**DATA SHOWN**:
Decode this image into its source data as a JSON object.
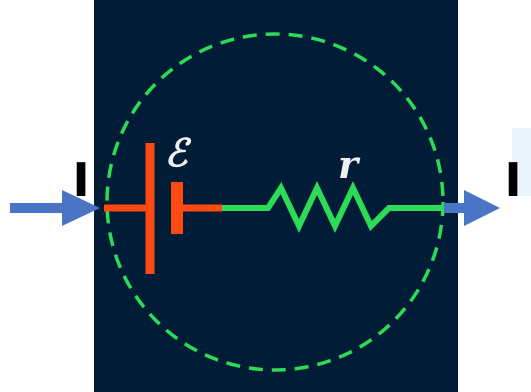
{
  "diagram": {
    "labels": {
      "current_in": "I",
      "current_out": "I",
      "emf": "ℰ",
      "resistance": "r"
    },
    "colors": {
      "panel_background": "#011c36",
      "battery": "#ff4a14",
      "wire": "#2ddc56",
      "boundary": "#2ddc56",
      "arrow": "#4a74c4",
      "label_light": "#f0f0f0",
      "label_dark": "#000000"
    }
  }
}
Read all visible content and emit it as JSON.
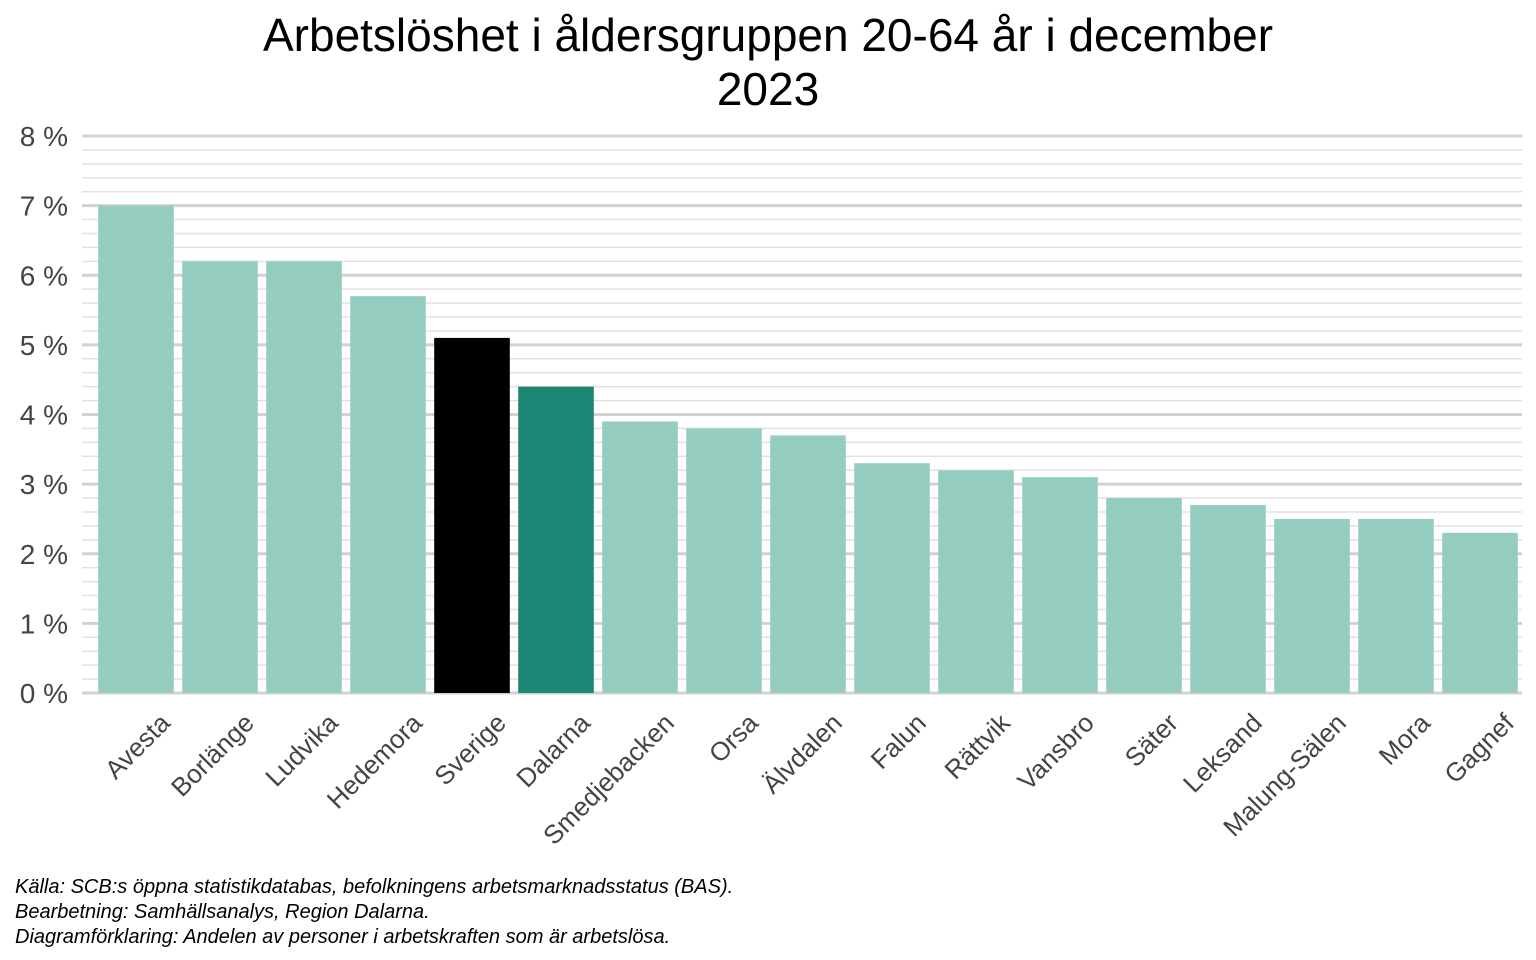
{
  "chart_data": {
    "type": "bar",
    "title": [
      "Arbetslöshet i åldersgruppen 20-64 år i december",
      "2023"
    ],
    "categories": [
      "Avesta",
      "Borlänge",
      "Ludvika",
      "Hedemora",
      "Sverige",
      "Dalarna",
      "Smedjebacken",
      "Orsa",
      "Älvdalen",
      "Falun",
      "Rättvik",
      "Vansbro",
      "Säter",
      "Leksand",
      "Malung-Sälen",
      "Mora",
      "Gagnef"
    ],
    "values": [
      7.0,
      6.2,
      6.2,
      5.7,
      5.1,
      4.4,
      3.9,
      3.8,
      3.7,
      3.3,
      3.2,
      3.1,
      2.8,
      2.7,
      2.5,
      2.5,
      2.3
    ],
    "bar_colors": [
      "#94cdbf",
      "#94cdbf",
      "#94cdbf",
      "#94cdbf",
      "#000000",
      "#1b8774",
      "#94cdbf",
      "#94cdbf",
      "#94cdbf",
      "#94cdbf",
      "#94cdbf",
      "#94cdbf",
      "#94cdbf",
      "#94cdbf",
      "#94cdbf",
      "#94cdbf",
      "#94cdbf"
    ],
    "ylim": [
      0,
      8
    ],
    "yticks": [
      0,
      1,
      2,
      3,
      4,
      5,
      6,
      7,
      8
    ],
    "ytick_labels": [
      "0 %",
      "1 %",
      "2 %",
      "3 %",
      "4 %",
      "5 %",
      "6 %",
      "7 %",
      "8 %"
    ],
    "minor_grid_step": 0.2,
    "grid": true,
    "xlabel": "",
    "ylabel": "",
    "legend": "none",
    "colors": {
      "default_bar": "#94cdbf",
      "national_bar": "#000000",
      "region_bar": "#1b8774",
      "grid_major": "#d2d2d2",
      "grid_minor": "#e2e2e2",
      "axis_text": "#444444"
    }
  },
  "caption": [
    "Källa: SCB:s öppna statistikdatabas, befolkningens arbetsmarknadsstatus (BAS).",
    "Bearbetning: Samhällsanalys, Region Dalarna.",
    "Diagramförklaring: Andelen av personer i arbetskraften som är arbetslösa."
  ]
}
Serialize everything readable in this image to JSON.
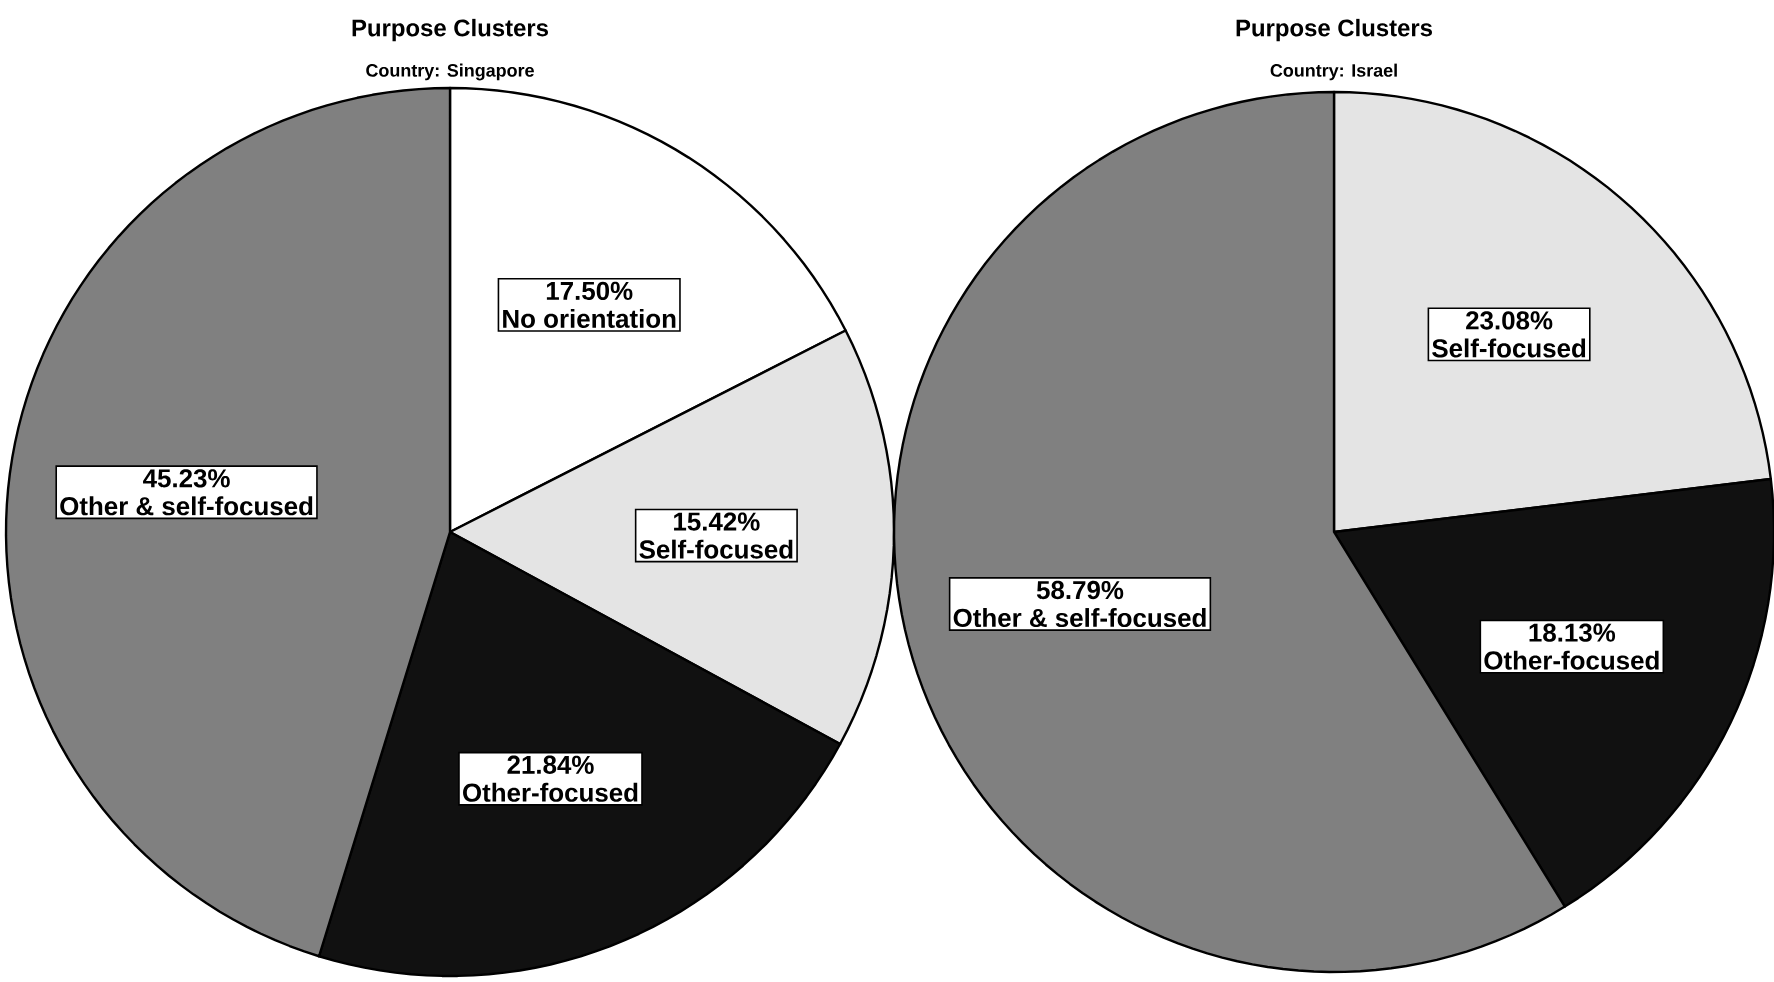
{
  "chart_data": [
    {
      "type": "pie",
      "title": "Purpose Clusters",
      "subtitle": "Country: Singapore",
      "categories": [
        "No orientation",
        "Self-focused",
        "Other-focused",
        "Other & self-focused"
      ],
      "values": [
        17.5,
        15.42,
        21.84,
        45.23
      ],
      "value_labels": [
        "17.50%",
        "15.42%",
        "21.84%",
        "45.23%"
      ],
      "colors": [
        "#ffffff",
        "#e4e4e4",
        "#111111",
        "#808080"
      ]
    },
    {
      "type": "pie",
      "title": "Purpose Clusters",
      "subtitle": "Country: Israel",
      "categories": [
        "Self-focused",
        "Other-focused",
        "Other & self-focused"
      ],
      "values": [
        23.08,
        18.13,
        58.79
      ],
      "value_labels": [
        "23.08%",
        "18.13%",
        "58.79%"
      ],
      "colors": [
        "#e4e4e4",
        "#111111",
        "#808080"
      ]
    }
  ]
}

**DIRECTIONS FOR THIS TASK**:
Quote each entry above verbatim and drop the pictures.

**ANSWER**:
Decode this image into its source data as a JSON object.
{
  "diagram": {
    "labels": {
      "current_in": "I",
      "current_out": "I",
      "emf": "ℰ",
      "resistance": "r"
    },
    "colors": {
      "panel_background": "#011c36",
      "battery": "#ff4a14",
      "wire": "#2ddc56",
      "boundary": "#2ddc56",
      "arrow": "#4a74c4",
      "label_light": "#f0f0f0",
      "label_dark": "#000000"
    }
  }
}
Read all visible content and emit it as JSON.
{
  "chart_data": {
    "type": "bar",
    "title": [
      "Arbetslöshet i åldersgruppen 20-64 år i december",
      "2023"
    ],
    "categories": [
      "Avesta",
      "Borlänge",
      "Ludvika",
      "Hedemora",
      "Sverige",
      "Dalarna",
      "Smedjebacken",
      "Orsa",
      "Älvdalen",
      "Falun",
      "Rättvik",
      "Vansbro",
      "Säter",
      "Leksand",
      "Malung-Sälen",
      "Mora",
      "Gagnef"
    ],
    "values": [
      7.0,
      6.2,
      6.2,
      5.7,
      5.1,
      4.4,
      3.9,
      3.8,
      3.7,
      3.3,
      3.2,
      3.1,
      2.8,
      2.7,
      2.5,
      2.5,
      2.3
    ],
    "bar_colors": [
      "#94cdbf",
      "#94cdbf",
      "#94cdbf",
      "#94cdbf",
      "#000000",
      "#1b8774",
      "#94cdbf",
      "#94cdbf",
      "#94cdbf",
      "#94cdbf",
      "#94cdbf",
      "#94cdbf",
      "#94cdbf",
      "#94cdbf",
      "#94cdbf",
      "#94cdbf",
      "#94cdbf"
    ],
    "ylim": [
      0,
      8
    ],
    "yticks": [
      0,
      1,
      2,
      3,
      4,
      5,
      6,
      7,
      8
    ],
    "ytick_labels": [
      "0 %",
      "1 %",
      "2 %",
      "3 %",
      "4 %",
      "5 %",
      "6 %",
      "7 %",
      "8 %"
    ],
    "minor_grid_step": 0.2,
    "grid": true,
    "xlabel": "",
    "ylabel": "",
    "legend": "none",
    "colors": {
      "default_bar": "#94cdbf",
      "national_bar": "#000000",
      "region_bar": "#1b8774",
      "grid_major": "#d2d2d2",
      "grid_minor": "#e2e2e2",
      "axis_text": "#444444"
    }
  },
  "caption": [
    "Källa: SCB:s öppna statistikdatabas, befolkningens arbetsmarknadsstatus (BAS).",
    "Bearbetning: Samhällsanalys, Region Dalarna.",
    "Diagramförklaring: Andelen av personer i arbetskraften som är arbetslösa."
  ]
}
Serialize everything readable in this image to JSON.
{
  "chart_data": [
    {
      "type": "pie",
      "title": "Purpose Clusters",
      "subtitle": "Country: Singapore",
      "categories": [
        "No orientation",
        "Self-focused",
        "Other-focused",
        "Other & self-focused"
      ],
      "values": [
        17.5,
        15.42,
        21.84,
        45.23
      ],
      "value_labels": [
        "17.50%",
        "15.42%",
        "21.84%",
        "45.23%"
      ],
      "colors": [
        "#ffffff",
        "#e4e4e4",
        "#111111",
        "#808080"
      ]
    },
    {
      "type": "pie",
      "title": "Purpose Clusters",
      "subtitle": "Country: Israel",
      "categories": [
        "Self-focused",
        "Other-focused",
        "Other & self-focused"
      ],
      "values": [
        23.08,
        18.13,
        58.79
      ],
      "value_labels": [
        "23.08%",
        "18.13%",
        "58.79%"
      ],
      "colors": [
        "#e4e4e4",
        "#111111",
        "#808080"
      ]
    }
  ]
}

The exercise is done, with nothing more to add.